Extracted entries ::
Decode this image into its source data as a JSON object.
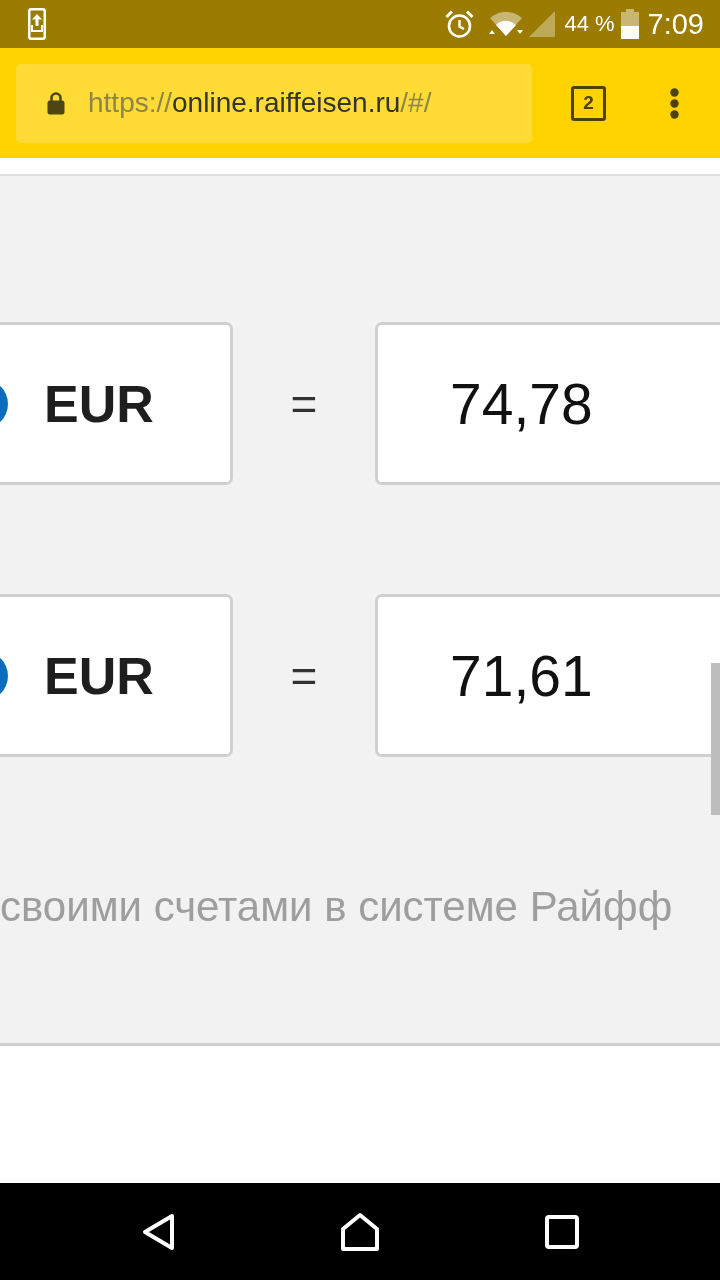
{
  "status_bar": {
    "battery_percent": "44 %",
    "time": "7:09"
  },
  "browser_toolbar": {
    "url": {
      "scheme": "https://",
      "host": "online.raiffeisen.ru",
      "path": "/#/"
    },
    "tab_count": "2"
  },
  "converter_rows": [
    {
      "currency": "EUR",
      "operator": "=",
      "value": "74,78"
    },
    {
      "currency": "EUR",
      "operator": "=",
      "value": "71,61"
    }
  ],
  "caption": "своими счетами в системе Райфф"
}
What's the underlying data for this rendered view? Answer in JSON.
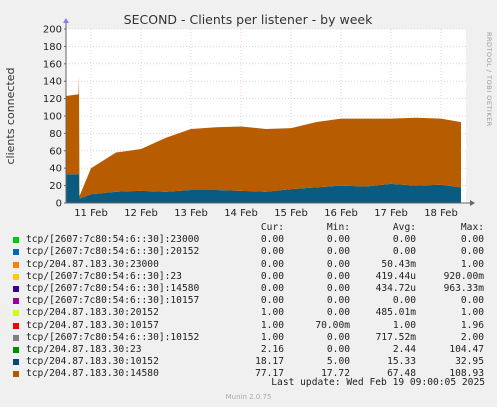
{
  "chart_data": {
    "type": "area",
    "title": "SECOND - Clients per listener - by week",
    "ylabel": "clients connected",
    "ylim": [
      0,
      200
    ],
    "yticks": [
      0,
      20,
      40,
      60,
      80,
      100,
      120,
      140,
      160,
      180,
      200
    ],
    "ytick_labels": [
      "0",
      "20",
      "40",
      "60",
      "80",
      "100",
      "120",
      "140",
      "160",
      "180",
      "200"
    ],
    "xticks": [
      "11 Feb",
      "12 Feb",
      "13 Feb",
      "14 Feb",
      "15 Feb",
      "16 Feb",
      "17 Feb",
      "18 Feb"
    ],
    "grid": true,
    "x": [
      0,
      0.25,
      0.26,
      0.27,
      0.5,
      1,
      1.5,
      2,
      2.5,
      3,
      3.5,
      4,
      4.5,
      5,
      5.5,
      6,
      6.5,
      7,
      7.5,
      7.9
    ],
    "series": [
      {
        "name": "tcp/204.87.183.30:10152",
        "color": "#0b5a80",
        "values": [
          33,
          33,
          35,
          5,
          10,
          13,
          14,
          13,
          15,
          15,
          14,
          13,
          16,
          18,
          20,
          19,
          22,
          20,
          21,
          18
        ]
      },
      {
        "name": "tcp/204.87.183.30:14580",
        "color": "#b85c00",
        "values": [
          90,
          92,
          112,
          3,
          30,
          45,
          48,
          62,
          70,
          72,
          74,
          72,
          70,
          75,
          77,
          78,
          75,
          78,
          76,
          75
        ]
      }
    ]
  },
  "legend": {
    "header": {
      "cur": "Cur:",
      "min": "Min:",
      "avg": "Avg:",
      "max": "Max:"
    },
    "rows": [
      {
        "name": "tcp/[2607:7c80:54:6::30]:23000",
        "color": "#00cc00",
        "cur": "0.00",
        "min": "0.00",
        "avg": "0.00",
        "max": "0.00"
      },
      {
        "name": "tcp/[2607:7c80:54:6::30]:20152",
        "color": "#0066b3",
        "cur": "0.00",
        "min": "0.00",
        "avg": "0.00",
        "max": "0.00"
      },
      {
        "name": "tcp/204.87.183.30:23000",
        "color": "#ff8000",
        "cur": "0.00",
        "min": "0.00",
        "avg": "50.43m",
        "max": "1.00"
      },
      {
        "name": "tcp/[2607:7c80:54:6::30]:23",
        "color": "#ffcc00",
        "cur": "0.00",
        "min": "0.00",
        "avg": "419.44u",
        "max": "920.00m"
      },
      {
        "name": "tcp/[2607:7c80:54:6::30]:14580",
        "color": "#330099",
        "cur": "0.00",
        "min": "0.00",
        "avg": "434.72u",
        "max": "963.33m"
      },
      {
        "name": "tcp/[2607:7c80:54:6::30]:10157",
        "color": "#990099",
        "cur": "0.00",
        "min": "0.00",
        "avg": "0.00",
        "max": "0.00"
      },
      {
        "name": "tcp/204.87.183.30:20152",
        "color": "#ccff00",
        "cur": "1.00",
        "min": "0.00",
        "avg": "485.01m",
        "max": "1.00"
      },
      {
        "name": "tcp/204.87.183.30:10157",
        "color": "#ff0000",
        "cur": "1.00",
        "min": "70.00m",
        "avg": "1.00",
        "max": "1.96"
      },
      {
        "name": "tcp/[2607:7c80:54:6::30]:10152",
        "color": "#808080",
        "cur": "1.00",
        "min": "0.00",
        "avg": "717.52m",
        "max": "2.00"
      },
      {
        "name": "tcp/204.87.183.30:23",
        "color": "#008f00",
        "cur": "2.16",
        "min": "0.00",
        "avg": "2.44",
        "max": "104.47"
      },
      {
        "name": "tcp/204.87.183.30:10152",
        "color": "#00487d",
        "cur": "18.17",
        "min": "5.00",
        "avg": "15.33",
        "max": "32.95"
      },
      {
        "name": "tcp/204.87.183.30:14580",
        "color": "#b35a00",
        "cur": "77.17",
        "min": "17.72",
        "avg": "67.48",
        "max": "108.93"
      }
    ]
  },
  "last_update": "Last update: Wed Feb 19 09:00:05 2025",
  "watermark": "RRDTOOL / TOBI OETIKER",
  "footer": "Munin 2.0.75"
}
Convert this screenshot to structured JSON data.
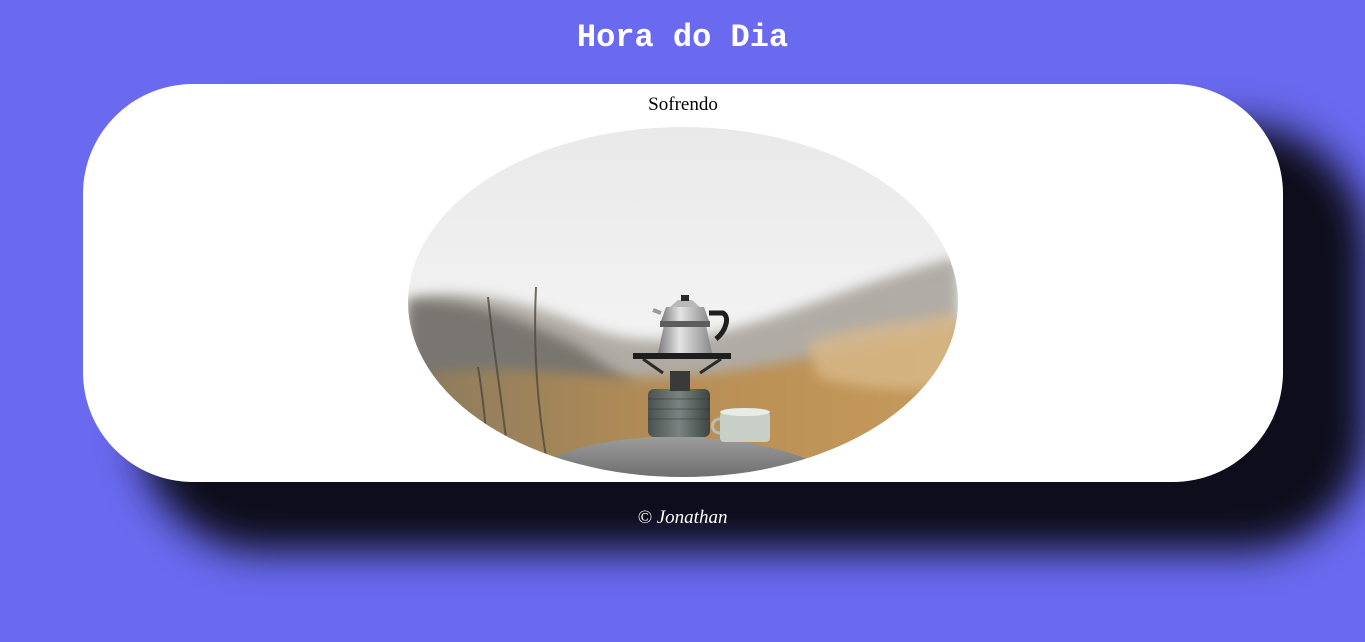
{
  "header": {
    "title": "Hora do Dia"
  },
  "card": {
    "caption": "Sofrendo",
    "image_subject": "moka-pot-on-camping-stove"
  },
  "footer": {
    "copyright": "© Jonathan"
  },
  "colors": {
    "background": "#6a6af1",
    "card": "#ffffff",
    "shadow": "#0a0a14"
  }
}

Work to do ::
Leave images out of the retyped records; keep all else exact.

Correct output ::
Decode this image into its source data as a JSON object.
{
  "status_bar": {
    "battery_percent": "44 %",
    "time": "7:09"
  },
  "browser_toolbar": {
    "url": {
      "scheme": "https://",
      "host": "online.raiffeisen.ru",
      "path": "/#/"
    },
    "tab_count": "2"
  },
  "converter_rows": [
    {
      "currency": "EUR",
      "operator": "=",
      "value": "74,78"
    },
    {
      "currency": "EUR",
      "operator": "=",
      "value": "71,61"
    }
  ],
  "caption": "своими счетами в системе Райфф"
}
What's the underlying data for this rendered view? Answer in JSON.
{
  "chart_data": {
    "type": "area",
    "title": "SECOND - Clients per listener - by week",
    "ylabel": "clients connected",
    "ylim": [
      0,
      200
    ],
    "yticks": [
      0,
      20,
      40,
      60,
      80,
      100,
      120,
      140,
      160,
      180,
      200
    ],
    "ytick_labels": [
      "0",
      "20",
      "40",
      "60",
      "80",
      "100",
      "120",
      "140",
      "160",
      "180",
      "200"
    ],
    "xticks": [
      "11 Feb",
      "12 Feb",
      "13 Feb",
      "14 Feb",
      "15 Feb",
      "16 Feb",
      "17 Feb",
      "18 Feb"
    ],
    "grid": true,
    "x": [
      0,
      0.25,
      0.26,
      0.27,
      0.5,
      1,
      1.5,
      2,
      2.5,
      3,
      3.5,
      4,
      4.5,
      5,
      5.5,
      6,
      6.5,
      7,
      7.5,
      7.9
    ],
    "series": [
      {
        "name": "tcp/204.87.183.30:10152",
        "color": "#0b5a80",
        "values": [
          33,
          33,
          35,
          5,
          10,
          13,
          14,
          13,
          15,
          15,
          14,
          13,
          16,
          18,
          20,
          19,
          22,
          20,
          21,
          18
        ]
      },
      {
        "name": "tcp/204.87.183.30:14580",
        "color": "#b85c00",
        "values": [
          90,
          92,
          112,
          3,
          30,
          45,
          48,
          62,
          70,
          72,
          74,
          72,
          70,
          75,
          77,
          78,
          75,
          78,
          76,
          75
        ]
      }
    ]
  },
  "legend": {
    "header": {
      "cur": "Cur:",
      "min": "Min:",
      "avg": "Avg:",
      "max": "Max:"
    },
    "rows": [
      {
        "name": "tcp/[2607:7c80:54:6::30]:23000",
        "color": "#00cc00",
        "cur": "0.00",
        "min": "0.00",
        "avg": "0.00",
        "max": "0.00"
      },
      {
        "name": "tcp/[2607:7c80:54:6::30]:20152",
        "color": "#0066b3",
        "cur": "0.00",
        "min": "0.00",
        "avg": "0.00",
        "max": "0.00"
      },
      {
        "name": "tcp/204.87.183.30:23000",
        "color": "#ff8000",
        "cur": "0.00",
        "min": "0.00",
        "avg": "50.43m",
        "max": "1.00"
      },
      {
        "name": "tcp/[2607:7c80:54:6::30]:23",
        "color": "#ffcc00",
        "cur": "0.00",
        "min": "0.00",
        "avg": "419.44u",
        "max": "920.00m"
      },
      {
        "name": "tcp/[2607:7c80:54:6::30]:14580",
        "color": "#330099",
        "cur": "0.00",
        "min": "0.00",
        "avg": "434.72u",
        "max": "963.33m"
      },
      {
        "name": "tcp/[2607:7c80:54:6::30]:10157",
        "color": "#990099",
        "cur": "0.00",
        "min": "0.00",
        "avg": "0.00",
        "max": "0.00"
      },
      {
        "name": "tcp/204.87.183.30:20152",
        "color": "#ccff00",
        "cur": "1.00",
        "min": "0.00",
        "avg": "485.01m",
        "max": "1.00"
      },
      {
        "name": "tcp/204.87.183.30:10157",
        "color": "#ff0000",
        "cur": "1.00",
        "min": "70.00m",
        "avg": "1.00",
        "max": "1.96"
      },
      {
        "name": "tcp/[2607:7c80:54:6::30]:10152",
        "color": "#808080",
        "cur": "1.00",
        "min": "0.00",
        "avg": "717.52m",
        "max": "2.00"
      },
      {
        "name": "tcp/204.87.183.30:23",
        "color": "#008f00",
        "cur": "2.16",
        "min": "0.00",
        "avg": "2.44",
        "max": "104.47"
      },
      {
        "name": "tcp/204.87.183.30:10152",
        "color": "#00487d",
        "cur": "18.17",
        "min": "5.00",
        "avg": "15.33",
        "max": "32.95"
      },
      {
        "name": "tcp/204.87.183.30:14580",
        "color": "#b35a00",
        "cur": "77.17",
        "min": "17.72",
        "avg": "67.48",
        "max": "108.93"
      }
    ]
  },
  "last_update": "Last update: Wed Feb 19 09:00:05 2025",
  "watermark": "RRDTOOL / TOBI OETIKER",
  "footer": "Munin 2.0.75"
}
Convert this screenshot to structured JSON data.
{
  "header": {
    "title": "Hora do Dia"
  },
  "card": {
    "caption": "Sofrendo",
    "image_subject": "moka-pot-on-camping-stove"
  },
  "footer": {
    "copyright": "© Jonathan"
  },
  "colors": {
    "background": "#6a6af1",
    "card": "#ffffff",
    "shadow": "#0a0a14"
  }
}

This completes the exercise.